What the task requires => Reproduce the records below exactly as they appear, omitting any pictures they contain.
—————
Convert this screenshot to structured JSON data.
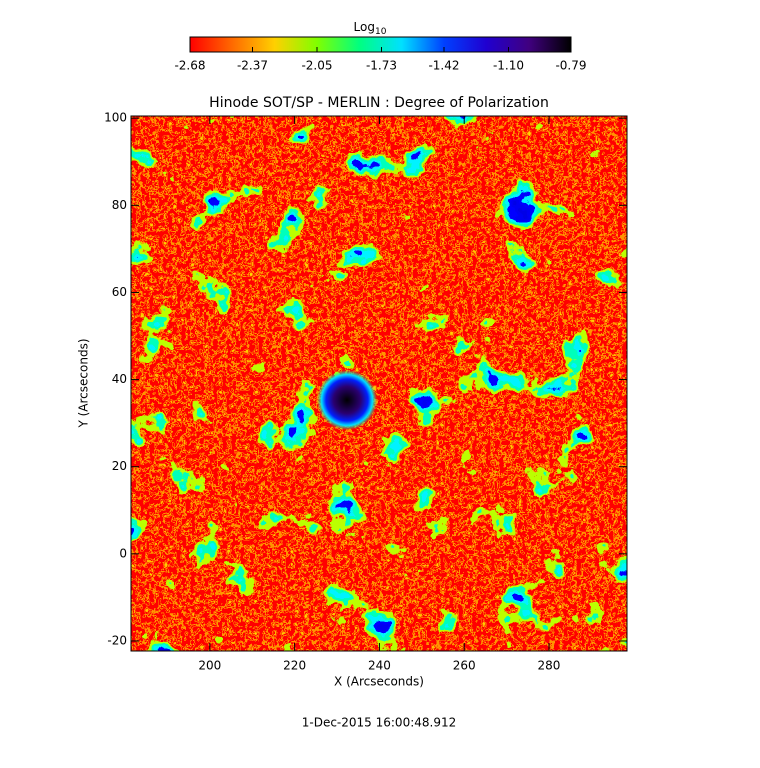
{
  "chart_data": {
    "type": "image",
    "title": "Hinode SOT/SP - MERLIN : Degree of Polarization",
    "xlabel": "X (Arcseconds)",
    "ylabel": "Y (Arcseconds)",
    "footer": "1-Dec-2015 16:00:48.912",
    "xlim": [
      181.4,
      298.4
    ],
    "ylim": [
      -22.3,
      100.5
    ],
    "xticks": [
      200,
      220,
      240,
      260,
      280
    ],
    "yticks": [
      -20,
      0,
      20,
      40,
      60,
      80,
      100
    ],
    "colorbar": {
      "label": "Log",
      "label_subscript": "10",
      "clim": [
        -2.68,
        -0.79
      ],
      "ticks": [
        -2.68,
        -2.37,
        -2.05,
        -1.73,
        -1.42,
        {
          "value": -1.1,
          "label": "-1.10"
        },
        -0.79
      ],
      "colors": [
        "#ff0000",
        "#ff6a00",
        "#ffd000",
        "#80ff00",
        "#00ff80",
        "#00e0ff",
        "#0040ff",
        "#2000d0",
        "#400080",
        "#000000"
      ]
    }
  }
}
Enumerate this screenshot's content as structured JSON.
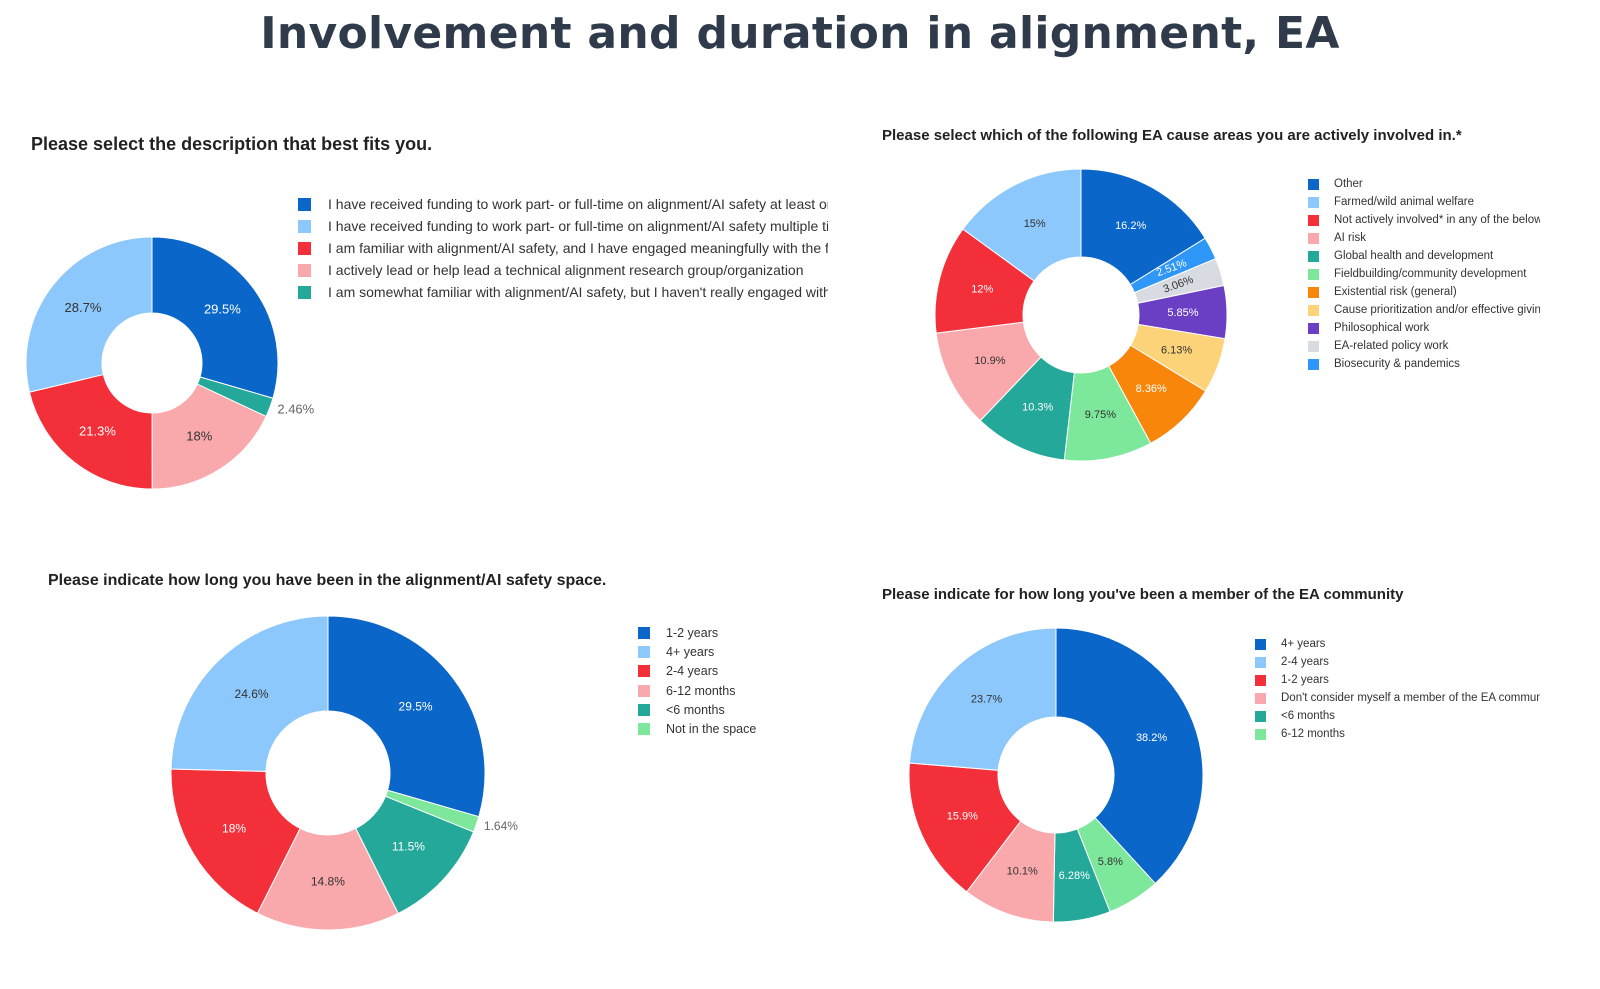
—————
Full response =>
Convert this screenshot to structured JSON data.
{
  "chart_data": {
    "type": "image",
    "title": "Hinode SOT/SP - MERLIN : Degree of Polarization",
    "xlabel": "X (Arcseconds)",
    "ylabel": "Y (Arcseconds)",
    "footer": "1-Dec-2015 16:00:48.912",
    "xlim": [
      181.4,
      298.4
    ],
    "ylim": [
      -22.3,
      100.5
    ],
    "xticks": [
      200,
      220,
      240,
      260,
      280
    ],
    "yticks": [
      -20,
      0,
      20,
      40,
      60,
      80,
      100
    ],
    "colorbar": {
      "label": "Log",
      "label_subscript": "10",
      "clim": [
        -2.68,
        -0.79
      ],
      "ticks": [
        -2.68,
        -2.37,
        -2.05,
        -1.73,
        -1.42,
        {
          "value": -1.1,
          "label": "-1.10"
        },
        -0.79
      ],
      "colors": [
        "#ff0000",
        "#ff6a00",
        "#ffd000",
        "#80ff00",
        "#00ff80",
        "#00e0ff",
        "#0040ff",
        "#2000d0",
        "#400080",
        "#000000"
      ]
    }
  }
}
Enumerate this screenshot's content as structured JSON.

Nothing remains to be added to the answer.